## START

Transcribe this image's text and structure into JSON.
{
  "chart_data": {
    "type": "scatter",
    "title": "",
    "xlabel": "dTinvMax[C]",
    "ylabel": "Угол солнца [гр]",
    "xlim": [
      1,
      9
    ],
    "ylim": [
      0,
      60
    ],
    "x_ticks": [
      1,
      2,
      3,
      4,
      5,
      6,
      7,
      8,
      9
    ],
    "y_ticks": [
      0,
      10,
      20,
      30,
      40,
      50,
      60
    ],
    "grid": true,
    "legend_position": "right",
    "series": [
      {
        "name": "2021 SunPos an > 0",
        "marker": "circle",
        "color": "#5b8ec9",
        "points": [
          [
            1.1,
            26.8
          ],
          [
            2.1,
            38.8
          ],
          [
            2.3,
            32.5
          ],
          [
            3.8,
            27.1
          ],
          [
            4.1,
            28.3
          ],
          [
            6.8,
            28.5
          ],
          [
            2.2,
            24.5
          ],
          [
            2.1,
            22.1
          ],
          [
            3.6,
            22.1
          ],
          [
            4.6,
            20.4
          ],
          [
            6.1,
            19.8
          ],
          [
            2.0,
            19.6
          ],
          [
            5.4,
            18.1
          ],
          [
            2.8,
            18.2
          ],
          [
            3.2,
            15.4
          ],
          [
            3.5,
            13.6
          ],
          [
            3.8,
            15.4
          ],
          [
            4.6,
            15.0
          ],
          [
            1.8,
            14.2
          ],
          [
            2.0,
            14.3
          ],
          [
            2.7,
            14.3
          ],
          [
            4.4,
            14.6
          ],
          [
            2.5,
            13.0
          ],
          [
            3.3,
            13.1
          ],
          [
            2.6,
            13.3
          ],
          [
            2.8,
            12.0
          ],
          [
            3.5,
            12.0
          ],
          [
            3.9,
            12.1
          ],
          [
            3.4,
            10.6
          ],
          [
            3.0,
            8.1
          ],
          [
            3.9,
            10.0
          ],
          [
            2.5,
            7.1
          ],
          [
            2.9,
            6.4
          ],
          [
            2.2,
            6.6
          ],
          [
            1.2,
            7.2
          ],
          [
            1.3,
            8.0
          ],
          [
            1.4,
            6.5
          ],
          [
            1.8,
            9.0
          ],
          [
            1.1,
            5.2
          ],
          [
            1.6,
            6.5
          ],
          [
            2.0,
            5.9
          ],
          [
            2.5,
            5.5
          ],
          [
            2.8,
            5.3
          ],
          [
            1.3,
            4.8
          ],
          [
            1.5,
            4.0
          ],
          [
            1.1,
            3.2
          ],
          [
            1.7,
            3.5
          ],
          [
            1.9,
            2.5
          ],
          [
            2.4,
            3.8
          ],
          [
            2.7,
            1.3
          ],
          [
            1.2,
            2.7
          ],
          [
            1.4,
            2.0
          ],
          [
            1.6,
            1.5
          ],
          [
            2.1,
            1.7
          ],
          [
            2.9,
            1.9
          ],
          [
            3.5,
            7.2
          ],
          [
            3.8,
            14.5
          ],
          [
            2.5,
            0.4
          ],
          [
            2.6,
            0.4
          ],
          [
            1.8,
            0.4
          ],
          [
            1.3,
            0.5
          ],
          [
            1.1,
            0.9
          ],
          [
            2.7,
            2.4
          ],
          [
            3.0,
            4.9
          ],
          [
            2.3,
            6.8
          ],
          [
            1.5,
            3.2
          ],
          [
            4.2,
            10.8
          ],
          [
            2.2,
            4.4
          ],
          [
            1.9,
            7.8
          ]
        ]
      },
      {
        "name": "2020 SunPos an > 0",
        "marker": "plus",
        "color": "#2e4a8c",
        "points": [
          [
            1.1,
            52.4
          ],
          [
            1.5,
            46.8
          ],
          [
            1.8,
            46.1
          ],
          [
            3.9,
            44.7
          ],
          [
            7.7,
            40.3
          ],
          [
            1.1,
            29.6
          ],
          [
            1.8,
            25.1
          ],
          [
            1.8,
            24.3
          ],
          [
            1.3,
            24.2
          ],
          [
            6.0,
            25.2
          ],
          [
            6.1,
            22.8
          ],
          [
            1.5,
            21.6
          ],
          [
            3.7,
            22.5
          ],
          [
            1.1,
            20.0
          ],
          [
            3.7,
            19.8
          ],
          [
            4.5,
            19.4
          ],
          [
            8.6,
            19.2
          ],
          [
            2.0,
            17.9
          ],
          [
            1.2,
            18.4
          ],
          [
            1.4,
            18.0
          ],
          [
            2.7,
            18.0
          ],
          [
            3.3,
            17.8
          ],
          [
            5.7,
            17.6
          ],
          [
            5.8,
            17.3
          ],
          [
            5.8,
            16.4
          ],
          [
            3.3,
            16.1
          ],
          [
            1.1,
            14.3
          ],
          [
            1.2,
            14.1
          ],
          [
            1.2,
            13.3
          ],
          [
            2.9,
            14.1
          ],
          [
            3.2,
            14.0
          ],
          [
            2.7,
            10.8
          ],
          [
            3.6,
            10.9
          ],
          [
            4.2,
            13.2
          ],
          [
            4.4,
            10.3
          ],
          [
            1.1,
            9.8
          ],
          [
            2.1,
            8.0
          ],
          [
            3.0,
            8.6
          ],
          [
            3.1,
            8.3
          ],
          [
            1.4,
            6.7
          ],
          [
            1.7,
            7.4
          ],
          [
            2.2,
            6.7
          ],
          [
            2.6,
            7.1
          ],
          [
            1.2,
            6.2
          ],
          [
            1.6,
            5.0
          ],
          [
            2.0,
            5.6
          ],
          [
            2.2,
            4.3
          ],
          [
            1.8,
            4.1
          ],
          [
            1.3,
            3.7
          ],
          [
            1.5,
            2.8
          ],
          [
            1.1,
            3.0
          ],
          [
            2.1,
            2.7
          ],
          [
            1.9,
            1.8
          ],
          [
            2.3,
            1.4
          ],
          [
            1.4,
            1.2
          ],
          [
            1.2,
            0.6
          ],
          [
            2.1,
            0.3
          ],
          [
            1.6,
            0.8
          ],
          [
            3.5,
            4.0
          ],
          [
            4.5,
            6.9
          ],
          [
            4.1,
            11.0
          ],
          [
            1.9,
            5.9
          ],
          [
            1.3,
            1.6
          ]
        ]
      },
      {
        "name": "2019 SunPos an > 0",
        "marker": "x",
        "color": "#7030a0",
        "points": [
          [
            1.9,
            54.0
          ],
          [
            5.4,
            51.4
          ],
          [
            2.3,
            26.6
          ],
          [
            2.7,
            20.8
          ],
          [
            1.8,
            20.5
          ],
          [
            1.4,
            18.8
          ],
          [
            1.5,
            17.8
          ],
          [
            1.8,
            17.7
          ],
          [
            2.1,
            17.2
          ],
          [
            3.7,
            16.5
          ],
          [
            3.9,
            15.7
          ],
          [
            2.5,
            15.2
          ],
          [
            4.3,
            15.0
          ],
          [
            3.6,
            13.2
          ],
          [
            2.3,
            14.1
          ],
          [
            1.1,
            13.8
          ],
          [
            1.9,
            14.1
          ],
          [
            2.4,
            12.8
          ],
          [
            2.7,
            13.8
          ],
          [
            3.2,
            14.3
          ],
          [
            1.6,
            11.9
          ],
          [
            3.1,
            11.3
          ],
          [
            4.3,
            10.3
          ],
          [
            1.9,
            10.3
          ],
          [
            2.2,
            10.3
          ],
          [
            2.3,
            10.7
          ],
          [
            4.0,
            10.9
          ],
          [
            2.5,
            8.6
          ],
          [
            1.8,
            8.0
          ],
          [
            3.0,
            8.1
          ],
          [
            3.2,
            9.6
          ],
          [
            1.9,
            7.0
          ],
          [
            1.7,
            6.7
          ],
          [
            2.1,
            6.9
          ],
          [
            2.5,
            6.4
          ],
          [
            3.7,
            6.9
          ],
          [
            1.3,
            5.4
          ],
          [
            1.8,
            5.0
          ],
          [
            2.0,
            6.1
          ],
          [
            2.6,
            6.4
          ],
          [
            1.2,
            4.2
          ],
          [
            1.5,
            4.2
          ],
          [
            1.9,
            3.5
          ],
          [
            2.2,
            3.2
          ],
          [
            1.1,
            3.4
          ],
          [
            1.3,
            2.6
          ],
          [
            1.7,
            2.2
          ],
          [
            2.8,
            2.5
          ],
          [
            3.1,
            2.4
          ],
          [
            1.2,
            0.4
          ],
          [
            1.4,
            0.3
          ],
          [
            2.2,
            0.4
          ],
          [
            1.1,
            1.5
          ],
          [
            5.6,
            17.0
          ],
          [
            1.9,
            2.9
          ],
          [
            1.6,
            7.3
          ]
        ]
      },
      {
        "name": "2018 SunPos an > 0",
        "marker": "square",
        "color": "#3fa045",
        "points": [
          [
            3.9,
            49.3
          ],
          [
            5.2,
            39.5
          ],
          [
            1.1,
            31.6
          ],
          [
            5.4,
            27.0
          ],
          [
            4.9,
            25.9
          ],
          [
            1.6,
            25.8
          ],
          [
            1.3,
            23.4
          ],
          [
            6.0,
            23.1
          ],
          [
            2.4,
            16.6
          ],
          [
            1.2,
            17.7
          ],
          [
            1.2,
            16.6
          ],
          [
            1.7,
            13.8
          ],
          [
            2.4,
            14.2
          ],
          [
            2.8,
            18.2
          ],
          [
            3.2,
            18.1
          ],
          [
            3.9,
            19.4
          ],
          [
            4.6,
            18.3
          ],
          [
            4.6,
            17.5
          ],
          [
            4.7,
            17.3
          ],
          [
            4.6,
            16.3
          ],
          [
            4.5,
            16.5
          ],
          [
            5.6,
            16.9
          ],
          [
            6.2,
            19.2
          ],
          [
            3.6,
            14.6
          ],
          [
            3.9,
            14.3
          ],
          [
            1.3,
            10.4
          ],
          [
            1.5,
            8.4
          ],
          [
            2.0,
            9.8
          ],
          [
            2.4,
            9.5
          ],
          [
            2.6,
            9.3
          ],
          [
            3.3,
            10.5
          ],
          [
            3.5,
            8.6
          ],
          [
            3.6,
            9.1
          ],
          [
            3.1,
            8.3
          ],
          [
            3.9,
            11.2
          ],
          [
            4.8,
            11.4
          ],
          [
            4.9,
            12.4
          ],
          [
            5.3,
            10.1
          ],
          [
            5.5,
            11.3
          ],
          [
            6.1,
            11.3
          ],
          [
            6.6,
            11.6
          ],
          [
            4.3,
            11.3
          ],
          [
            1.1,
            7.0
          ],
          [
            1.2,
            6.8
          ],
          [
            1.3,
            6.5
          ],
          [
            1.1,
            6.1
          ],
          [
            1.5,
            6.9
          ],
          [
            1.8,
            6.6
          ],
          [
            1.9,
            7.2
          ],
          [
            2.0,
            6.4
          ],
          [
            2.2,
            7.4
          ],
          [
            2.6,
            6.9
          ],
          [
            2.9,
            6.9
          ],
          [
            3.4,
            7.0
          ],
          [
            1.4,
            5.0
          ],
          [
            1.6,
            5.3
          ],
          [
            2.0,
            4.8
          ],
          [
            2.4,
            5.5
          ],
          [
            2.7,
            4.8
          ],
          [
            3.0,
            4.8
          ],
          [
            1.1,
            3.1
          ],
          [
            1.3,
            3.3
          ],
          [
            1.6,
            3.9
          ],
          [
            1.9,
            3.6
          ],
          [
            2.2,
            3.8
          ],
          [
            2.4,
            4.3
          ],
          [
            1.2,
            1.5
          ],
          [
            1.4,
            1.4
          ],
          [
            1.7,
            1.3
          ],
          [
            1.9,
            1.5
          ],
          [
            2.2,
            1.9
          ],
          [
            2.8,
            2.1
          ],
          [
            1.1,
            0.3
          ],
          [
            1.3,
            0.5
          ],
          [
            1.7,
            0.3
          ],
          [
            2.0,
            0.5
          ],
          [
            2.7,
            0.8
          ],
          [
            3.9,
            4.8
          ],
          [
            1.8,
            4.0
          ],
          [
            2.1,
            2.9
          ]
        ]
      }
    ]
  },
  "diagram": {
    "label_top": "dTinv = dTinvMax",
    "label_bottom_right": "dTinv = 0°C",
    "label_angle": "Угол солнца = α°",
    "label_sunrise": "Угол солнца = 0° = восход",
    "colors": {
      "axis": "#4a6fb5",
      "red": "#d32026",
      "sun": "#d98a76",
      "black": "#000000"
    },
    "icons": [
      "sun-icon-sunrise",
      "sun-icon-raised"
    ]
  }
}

## END

Lines in the records that hold the word "name" are to be counted; give only the total.

SOLUTION TO THE EXERCISE :: 4